Sort through the entries below and pull out lines containing the word "from".
═════ Raw records
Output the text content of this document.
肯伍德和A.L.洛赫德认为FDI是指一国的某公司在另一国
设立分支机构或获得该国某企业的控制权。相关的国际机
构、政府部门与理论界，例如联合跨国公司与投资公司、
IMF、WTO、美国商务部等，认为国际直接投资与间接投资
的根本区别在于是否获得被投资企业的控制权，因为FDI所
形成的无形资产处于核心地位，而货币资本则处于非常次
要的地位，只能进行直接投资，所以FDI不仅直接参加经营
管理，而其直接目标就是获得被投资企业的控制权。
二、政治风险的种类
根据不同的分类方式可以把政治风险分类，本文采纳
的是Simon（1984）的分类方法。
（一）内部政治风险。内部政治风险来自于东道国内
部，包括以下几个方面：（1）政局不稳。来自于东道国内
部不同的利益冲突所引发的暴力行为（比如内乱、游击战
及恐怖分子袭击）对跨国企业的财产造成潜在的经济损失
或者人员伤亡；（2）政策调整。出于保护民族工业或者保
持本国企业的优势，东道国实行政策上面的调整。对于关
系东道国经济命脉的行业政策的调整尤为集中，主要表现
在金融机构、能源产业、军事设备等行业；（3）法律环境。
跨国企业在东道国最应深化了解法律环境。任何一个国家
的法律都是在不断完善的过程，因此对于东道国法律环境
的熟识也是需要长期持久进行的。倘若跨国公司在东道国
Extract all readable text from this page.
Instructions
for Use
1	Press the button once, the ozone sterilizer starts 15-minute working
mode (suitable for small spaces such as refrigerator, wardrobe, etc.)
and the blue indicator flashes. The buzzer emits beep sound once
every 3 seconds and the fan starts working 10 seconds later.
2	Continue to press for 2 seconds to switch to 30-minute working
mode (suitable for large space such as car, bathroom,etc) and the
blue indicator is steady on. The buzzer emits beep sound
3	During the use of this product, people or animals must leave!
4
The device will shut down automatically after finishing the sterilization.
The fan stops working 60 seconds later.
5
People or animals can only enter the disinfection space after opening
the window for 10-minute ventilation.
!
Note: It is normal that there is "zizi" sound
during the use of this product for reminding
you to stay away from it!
══════════
## Result below
Extract all readable text from this page.
you to stay away from it!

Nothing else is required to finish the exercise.